Annotated element entries:

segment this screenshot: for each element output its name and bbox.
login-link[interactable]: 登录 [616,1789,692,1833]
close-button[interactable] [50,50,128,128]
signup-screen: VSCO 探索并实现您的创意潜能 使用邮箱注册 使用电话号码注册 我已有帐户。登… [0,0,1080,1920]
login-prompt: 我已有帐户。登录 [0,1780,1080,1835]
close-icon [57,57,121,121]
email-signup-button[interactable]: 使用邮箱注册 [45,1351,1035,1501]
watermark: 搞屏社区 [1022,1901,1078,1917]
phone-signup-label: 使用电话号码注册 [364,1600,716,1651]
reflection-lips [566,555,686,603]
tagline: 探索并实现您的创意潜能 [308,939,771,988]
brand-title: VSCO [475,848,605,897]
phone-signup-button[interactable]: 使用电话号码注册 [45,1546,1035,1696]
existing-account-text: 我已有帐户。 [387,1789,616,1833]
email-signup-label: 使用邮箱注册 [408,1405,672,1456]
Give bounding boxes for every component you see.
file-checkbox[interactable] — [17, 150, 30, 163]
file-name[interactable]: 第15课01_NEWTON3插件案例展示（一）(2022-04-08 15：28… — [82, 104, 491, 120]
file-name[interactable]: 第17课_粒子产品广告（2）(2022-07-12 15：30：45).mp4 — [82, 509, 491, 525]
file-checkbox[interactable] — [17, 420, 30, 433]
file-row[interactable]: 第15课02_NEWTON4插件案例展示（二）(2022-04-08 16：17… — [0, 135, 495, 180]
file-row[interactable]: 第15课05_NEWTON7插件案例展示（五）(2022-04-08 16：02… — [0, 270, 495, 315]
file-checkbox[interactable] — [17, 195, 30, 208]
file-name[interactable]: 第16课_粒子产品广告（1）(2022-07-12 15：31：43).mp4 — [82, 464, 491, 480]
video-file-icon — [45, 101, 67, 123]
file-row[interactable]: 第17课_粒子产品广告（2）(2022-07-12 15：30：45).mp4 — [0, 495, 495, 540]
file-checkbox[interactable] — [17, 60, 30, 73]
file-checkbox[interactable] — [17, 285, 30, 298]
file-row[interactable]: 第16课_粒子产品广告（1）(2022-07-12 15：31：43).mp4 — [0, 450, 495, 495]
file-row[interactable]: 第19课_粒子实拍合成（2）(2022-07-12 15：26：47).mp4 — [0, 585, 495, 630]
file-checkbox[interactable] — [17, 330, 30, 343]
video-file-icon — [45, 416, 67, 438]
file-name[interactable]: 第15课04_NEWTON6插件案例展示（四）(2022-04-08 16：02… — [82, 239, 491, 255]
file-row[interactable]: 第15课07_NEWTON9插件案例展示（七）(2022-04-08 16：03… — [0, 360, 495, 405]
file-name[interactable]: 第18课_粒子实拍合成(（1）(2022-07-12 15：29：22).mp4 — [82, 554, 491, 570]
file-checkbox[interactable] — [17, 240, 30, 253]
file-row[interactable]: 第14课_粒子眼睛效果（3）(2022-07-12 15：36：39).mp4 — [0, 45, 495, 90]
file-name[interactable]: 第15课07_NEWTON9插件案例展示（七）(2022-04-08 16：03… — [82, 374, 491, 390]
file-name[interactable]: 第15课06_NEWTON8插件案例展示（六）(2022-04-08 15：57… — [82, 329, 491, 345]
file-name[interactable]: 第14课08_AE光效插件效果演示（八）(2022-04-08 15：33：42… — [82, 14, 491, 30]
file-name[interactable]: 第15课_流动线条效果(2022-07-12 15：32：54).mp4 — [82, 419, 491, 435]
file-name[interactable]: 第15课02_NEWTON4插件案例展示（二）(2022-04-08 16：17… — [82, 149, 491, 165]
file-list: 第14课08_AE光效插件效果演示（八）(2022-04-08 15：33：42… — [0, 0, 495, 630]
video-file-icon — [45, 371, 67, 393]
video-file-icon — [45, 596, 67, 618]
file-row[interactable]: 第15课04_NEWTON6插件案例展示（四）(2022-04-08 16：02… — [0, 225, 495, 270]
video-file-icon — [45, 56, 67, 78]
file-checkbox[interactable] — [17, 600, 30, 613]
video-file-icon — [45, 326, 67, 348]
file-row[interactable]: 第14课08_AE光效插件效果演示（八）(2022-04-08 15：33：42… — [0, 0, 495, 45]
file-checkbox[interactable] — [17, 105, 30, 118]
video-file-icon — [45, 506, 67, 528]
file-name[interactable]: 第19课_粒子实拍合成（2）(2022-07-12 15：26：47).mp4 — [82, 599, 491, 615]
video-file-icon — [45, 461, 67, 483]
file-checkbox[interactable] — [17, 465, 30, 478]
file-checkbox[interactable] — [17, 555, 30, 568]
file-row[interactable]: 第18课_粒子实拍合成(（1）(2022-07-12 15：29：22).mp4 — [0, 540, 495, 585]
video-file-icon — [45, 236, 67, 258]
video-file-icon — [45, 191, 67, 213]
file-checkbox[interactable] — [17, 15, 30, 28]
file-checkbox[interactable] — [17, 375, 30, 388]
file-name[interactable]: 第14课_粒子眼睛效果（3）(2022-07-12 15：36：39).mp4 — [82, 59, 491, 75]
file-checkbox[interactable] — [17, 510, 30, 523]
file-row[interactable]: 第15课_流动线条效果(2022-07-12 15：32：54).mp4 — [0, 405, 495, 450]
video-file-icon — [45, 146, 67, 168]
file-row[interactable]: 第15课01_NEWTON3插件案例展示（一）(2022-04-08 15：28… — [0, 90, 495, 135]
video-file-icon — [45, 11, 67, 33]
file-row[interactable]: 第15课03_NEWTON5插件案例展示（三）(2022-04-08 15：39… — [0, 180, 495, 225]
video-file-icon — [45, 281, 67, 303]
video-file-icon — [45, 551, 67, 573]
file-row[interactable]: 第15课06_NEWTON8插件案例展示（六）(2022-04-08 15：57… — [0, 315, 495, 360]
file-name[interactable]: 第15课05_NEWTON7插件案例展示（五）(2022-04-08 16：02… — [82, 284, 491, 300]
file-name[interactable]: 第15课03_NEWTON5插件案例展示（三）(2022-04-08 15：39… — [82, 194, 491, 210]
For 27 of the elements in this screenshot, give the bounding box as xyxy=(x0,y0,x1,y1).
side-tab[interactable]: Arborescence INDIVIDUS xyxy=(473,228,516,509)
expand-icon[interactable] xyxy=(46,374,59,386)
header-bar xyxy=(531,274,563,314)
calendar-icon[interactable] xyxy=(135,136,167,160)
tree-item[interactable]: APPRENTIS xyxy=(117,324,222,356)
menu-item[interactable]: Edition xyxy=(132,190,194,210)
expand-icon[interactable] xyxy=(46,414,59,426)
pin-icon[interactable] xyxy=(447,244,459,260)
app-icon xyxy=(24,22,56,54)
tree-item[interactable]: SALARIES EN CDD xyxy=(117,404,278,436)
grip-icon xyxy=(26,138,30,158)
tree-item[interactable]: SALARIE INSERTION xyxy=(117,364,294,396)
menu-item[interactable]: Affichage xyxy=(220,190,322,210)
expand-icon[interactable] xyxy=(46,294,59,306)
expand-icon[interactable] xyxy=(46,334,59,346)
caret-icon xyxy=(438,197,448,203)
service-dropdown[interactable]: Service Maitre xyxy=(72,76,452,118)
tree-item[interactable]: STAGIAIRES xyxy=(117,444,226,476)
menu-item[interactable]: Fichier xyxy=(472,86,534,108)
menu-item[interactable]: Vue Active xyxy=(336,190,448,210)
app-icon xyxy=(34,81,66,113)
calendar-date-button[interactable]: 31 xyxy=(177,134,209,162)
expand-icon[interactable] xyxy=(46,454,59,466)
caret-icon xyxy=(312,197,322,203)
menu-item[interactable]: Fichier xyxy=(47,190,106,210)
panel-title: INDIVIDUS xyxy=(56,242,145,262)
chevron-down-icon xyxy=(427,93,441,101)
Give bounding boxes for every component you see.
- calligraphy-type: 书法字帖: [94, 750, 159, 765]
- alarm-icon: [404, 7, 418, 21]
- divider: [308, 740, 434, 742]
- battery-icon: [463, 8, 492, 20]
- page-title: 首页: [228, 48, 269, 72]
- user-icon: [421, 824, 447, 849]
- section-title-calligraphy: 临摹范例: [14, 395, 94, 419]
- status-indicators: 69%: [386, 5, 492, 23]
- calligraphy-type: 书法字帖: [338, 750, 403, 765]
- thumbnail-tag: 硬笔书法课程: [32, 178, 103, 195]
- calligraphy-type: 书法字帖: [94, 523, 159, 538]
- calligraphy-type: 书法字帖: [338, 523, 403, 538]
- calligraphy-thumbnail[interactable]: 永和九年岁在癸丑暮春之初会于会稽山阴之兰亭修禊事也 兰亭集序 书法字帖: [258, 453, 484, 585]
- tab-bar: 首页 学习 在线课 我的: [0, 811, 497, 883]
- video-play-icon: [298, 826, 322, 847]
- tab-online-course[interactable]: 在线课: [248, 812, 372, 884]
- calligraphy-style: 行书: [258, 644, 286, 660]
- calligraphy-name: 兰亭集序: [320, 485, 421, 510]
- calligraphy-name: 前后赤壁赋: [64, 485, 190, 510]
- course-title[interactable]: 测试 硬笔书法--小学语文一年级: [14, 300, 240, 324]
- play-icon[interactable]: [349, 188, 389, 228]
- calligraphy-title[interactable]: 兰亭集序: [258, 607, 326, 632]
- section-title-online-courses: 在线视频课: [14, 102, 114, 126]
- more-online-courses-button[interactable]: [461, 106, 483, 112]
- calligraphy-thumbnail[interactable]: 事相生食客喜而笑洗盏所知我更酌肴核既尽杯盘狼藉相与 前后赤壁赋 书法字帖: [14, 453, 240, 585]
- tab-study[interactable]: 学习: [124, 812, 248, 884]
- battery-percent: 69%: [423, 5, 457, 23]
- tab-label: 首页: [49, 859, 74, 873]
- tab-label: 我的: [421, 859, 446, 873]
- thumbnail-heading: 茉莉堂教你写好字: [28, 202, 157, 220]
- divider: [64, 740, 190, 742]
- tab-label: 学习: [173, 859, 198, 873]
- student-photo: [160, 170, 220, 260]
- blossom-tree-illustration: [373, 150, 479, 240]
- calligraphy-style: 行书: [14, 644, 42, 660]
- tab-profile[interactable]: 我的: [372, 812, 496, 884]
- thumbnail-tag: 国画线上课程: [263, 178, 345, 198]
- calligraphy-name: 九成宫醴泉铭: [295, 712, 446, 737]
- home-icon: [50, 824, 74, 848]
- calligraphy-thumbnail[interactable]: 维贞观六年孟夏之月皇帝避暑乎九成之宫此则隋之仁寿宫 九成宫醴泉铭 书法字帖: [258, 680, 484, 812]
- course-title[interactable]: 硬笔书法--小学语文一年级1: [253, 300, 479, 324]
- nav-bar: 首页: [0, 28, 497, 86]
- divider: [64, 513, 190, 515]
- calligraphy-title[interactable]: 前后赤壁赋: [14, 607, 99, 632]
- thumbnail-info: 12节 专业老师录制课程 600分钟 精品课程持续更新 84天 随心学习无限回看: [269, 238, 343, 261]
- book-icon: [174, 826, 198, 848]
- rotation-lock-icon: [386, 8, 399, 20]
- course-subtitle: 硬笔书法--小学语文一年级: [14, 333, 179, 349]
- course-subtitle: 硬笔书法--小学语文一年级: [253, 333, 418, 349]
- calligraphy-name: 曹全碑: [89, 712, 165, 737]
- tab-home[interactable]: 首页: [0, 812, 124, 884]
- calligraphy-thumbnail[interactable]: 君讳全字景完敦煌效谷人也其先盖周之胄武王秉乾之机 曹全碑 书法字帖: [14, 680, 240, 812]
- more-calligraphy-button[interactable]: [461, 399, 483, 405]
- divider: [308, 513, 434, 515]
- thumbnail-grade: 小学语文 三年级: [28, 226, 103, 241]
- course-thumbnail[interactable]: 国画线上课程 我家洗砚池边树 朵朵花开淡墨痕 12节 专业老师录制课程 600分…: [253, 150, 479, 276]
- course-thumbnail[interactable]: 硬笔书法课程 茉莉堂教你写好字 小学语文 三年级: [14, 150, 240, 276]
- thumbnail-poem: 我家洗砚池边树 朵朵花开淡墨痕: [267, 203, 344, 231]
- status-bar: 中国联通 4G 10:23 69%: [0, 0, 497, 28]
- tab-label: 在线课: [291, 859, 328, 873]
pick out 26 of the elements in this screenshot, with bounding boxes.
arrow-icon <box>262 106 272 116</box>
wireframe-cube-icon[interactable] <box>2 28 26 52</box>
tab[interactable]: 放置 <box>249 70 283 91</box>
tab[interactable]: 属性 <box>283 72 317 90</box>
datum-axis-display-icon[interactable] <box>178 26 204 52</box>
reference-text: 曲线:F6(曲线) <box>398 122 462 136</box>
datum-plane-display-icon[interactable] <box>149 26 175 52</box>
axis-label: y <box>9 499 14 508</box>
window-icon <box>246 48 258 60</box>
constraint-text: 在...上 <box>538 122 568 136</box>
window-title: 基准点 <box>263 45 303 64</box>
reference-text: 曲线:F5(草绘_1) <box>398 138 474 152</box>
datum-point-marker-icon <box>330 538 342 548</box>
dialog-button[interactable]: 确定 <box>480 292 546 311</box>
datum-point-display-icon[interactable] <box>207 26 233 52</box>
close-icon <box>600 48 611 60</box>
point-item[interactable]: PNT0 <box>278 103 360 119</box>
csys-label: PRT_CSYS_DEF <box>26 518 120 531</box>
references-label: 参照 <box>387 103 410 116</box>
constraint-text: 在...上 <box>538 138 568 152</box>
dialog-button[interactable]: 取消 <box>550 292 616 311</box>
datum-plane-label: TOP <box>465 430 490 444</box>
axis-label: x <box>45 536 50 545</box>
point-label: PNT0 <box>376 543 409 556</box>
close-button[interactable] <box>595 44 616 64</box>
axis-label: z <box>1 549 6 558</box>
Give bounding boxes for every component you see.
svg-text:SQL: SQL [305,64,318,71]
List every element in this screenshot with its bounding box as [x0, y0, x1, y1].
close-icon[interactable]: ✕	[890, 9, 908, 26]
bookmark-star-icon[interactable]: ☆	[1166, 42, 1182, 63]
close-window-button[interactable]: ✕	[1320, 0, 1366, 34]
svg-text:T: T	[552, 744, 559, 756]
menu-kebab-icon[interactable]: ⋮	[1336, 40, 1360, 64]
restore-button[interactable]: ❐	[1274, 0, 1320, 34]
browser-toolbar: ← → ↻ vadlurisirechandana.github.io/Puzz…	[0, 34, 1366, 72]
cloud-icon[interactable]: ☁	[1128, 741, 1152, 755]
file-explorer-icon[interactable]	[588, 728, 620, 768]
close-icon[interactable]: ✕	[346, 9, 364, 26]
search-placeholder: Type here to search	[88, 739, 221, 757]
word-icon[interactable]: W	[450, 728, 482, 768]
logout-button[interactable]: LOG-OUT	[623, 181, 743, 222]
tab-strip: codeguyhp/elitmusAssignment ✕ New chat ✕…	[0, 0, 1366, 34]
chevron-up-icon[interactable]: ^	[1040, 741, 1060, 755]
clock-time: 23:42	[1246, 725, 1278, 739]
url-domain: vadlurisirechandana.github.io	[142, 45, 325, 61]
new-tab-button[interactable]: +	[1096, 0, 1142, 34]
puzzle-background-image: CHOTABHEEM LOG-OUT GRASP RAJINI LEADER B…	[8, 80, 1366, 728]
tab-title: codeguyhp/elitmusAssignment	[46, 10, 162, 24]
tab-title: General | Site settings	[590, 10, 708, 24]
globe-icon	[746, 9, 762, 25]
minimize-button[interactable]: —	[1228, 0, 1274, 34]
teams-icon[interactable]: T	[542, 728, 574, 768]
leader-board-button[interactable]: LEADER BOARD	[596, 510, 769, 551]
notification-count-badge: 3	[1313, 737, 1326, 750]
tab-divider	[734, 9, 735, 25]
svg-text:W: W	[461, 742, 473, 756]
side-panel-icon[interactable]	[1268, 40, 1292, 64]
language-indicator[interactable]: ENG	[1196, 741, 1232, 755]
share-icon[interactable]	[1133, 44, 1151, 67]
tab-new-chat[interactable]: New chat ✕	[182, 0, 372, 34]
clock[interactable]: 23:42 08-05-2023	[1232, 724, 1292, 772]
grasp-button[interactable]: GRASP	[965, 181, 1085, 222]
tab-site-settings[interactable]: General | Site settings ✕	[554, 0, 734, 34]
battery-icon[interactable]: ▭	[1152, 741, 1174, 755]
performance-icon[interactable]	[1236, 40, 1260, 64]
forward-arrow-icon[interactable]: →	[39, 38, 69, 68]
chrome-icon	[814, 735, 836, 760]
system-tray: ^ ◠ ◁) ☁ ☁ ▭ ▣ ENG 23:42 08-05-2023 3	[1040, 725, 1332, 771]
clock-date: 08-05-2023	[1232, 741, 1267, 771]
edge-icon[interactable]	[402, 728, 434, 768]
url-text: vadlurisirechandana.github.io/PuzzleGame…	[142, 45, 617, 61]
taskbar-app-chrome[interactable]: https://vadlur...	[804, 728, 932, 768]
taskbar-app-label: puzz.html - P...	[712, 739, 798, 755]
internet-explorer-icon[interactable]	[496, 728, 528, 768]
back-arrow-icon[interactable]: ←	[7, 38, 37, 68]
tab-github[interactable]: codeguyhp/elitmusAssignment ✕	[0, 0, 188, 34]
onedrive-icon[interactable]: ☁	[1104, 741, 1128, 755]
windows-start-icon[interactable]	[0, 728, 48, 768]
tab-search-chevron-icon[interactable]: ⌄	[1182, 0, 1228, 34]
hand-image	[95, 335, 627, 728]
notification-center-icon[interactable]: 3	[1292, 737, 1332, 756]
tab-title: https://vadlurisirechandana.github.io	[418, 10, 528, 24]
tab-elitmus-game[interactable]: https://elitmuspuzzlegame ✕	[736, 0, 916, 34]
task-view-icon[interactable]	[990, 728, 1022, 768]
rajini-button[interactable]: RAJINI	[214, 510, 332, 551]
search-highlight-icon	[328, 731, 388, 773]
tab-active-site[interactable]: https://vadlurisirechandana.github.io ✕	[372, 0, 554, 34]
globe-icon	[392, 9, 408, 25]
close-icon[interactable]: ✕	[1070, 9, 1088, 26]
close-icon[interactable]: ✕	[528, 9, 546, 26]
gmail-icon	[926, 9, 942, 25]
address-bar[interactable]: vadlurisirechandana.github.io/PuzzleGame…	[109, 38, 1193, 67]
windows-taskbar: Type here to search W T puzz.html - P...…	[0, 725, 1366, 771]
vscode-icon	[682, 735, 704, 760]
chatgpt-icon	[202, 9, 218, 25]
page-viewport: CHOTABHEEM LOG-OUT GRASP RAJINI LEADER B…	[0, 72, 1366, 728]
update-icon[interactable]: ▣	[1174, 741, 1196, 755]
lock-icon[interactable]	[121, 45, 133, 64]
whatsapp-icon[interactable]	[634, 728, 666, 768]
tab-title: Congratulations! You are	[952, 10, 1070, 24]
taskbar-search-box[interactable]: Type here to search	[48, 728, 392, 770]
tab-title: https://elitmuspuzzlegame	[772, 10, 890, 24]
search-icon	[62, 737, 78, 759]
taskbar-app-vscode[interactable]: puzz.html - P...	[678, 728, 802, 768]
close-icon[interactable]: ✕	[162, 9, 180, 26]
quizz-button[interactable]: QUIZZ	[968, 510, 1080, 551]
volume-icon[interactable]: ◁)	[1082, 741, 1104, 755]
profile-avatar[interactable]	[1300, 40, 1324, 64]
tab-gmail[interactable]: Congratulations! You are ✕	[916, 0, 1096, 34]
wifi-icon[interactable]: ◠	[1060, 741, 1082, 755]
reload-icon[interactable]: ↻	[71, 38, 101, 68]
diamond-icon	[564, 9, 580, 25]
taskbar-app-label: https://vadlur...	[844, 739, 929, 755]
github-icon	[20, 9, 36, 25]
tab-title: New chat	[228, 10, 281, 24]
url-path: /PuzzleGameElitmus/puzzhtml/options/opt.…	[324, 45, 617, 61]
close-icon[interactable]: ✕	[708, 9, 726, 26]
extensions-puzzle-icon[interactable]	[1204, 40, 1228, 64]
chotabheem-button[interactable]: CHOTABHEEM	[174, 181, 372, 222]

Stated exercise » Rewrite the stretch from the start of the records through the line containing "close-icon [57,57,121,121]", replacing "close-button" with "dismiss-button" and keeping everything else unchanged. Return only those lines.

Response to the task »
segment this screenshot: for each element output its name and bbox.
login-link[interactable]: 登录 [616,1789,692,1833]
dismiss-button[interactable] [50,50,128,128]
signup-screen: VSCO 探索并实现您的创意潜能 使用邮箱注册 使用电话号码注册 我已有帐户。登… [0,0,1080,1920]
login-prompt: 我已有帐户。登录 [0,1780,1080,1835]
close-icon [57,57,121,121]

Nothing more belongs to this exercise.